### Problem to work on
Everything in the data should be repeated exactly, save for the images.

### Entries provided
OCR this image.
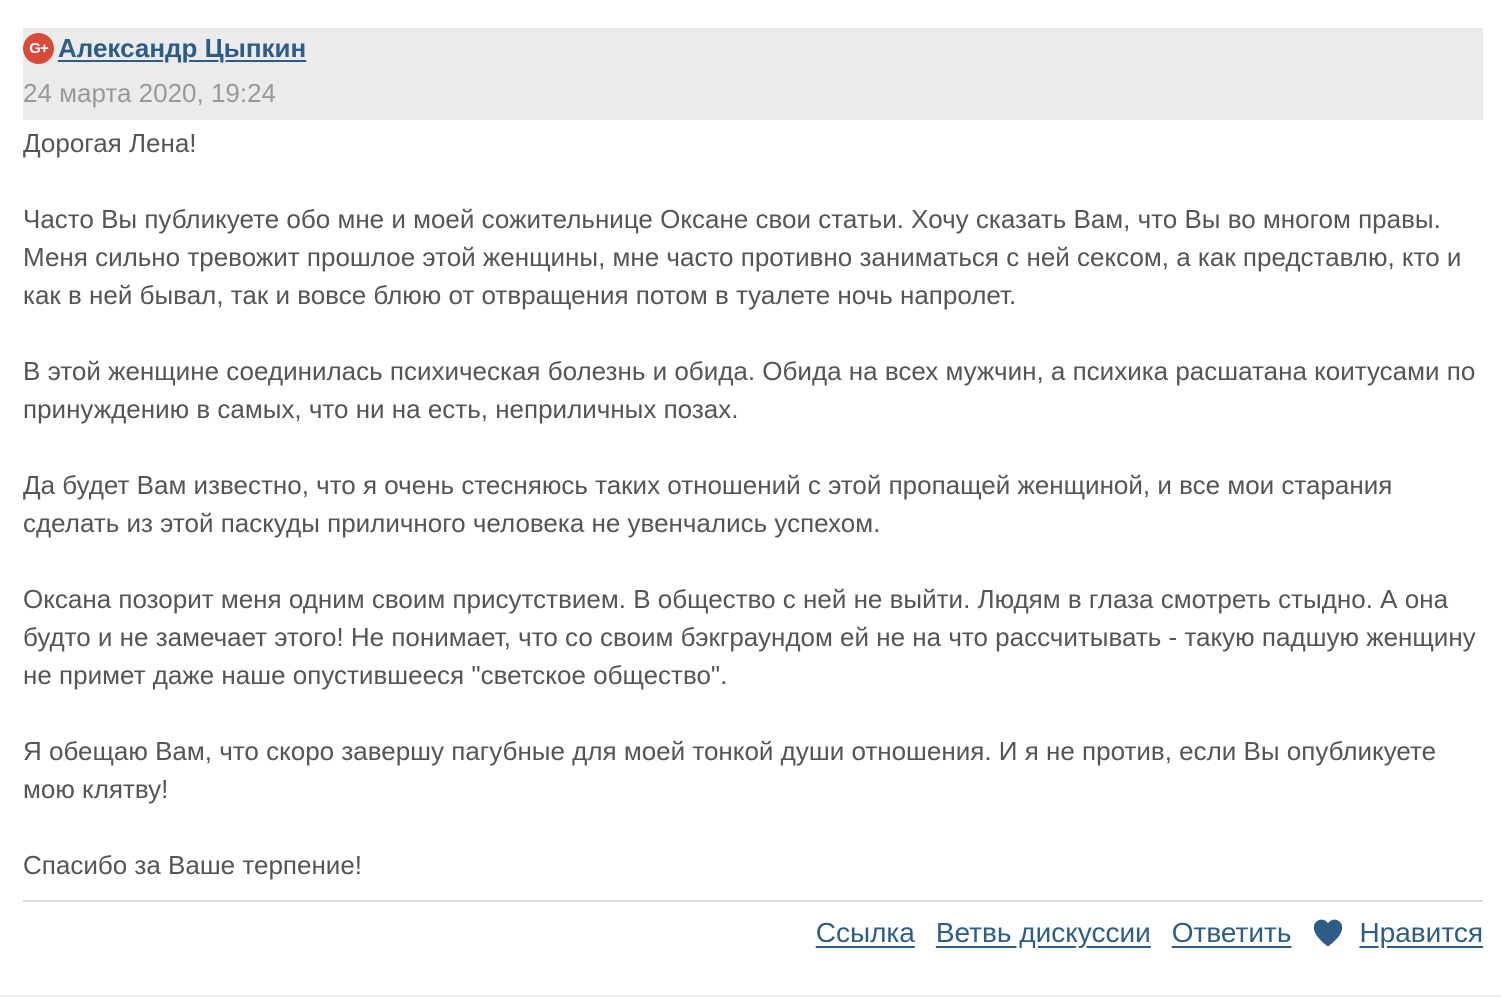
G+ Александр Цыпкин
24 марта 2020, 19:24

Дорогая Лена!

Часто Вы публикуете обо мне и моей сожительнице Оксане свои статьи. Хочу сказать Вам, что Вы во многом правы. Меня сильно тревожит прошлое этой женщины, мне часто противно заниматься с ней сексом, а как представлю, кто и как в ней бывал, так и вовсе блюю от отвращения потом в туалете ночь напролет.

В этой женщине соединилась психическая болезнь и обида. Обида на всех мужчин, а психика расшатана коитусами по принуждению в самых, что ни на есть, неприличных позах.

Да будет Вам известно, что я очень стесняюсь таких отношений с этой пропащей женщиной, и все мои старания сделать из этой паскуды приличного человека не увенчались успехом.

Оксана позорит меня одним своим присутствием. В общество с ней не выйти. Людям в глаза смотреть стыдно. А она будто и не замечает этого! Не понимает, что со своим бэкграундом ей не на что рассчитывать - такую падшую женщину не примет даже наше опустившееся "светское общество".

Я обещаю Вам, что скоро завершу пагубные для моей тонкой души отношения. И я не против, если Вы опубликуете мою клятву!

Спасибо за Ваше терпение!

Ссылка Ветвь дискуссии Ответить Нравится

### Output for this task
OCR this image.
G+ Александр Цыпкин
24 марта 2020, 19:24

Дорогая Лена!

Часто Вы публикуете обо мне и моей сожительнице Оксане свои статьи. Хочу сказать Вам, что Вы во многом правы. Меня сильно тревожит прошлое этой женщины, мне часто противно заниматься с ней сексом, а как представлю, кто и как в ней бывал, так и вовсе блюю от отвращения потом в туалете ночь напролет.

В этой женщине соединилась психическая болезнь и обида. Обида на всех мужчин, а психика расшатана коитусами по принуждению в самых, что ни на есть, неприличных позах.

Да будет Вам известно, что я очень стесняюсь таких отношений с этой пропащей женщиной, и все мои старания сделать из этой паскуды приличного человека не увенчались успехом.

Оксана позорит меня одним своим присутствием. В общество с ней не выйти. Людям в глаза смотреть стыдно. А она будто и не замечает этого! Не понимает, что со своим бэкграундом ей не на что рассчитывать - такую падшую женщину не примет даже наше опустившееся "светское общество".

Я обещаю Вам, что скоро завершу пагубные для моей тонкой души отношения. И я не против, если Вы опубликуете мою клятву!

Спасибо за Ваше терпение!

Ссылка Ветвь дискуссии Ответить Нравится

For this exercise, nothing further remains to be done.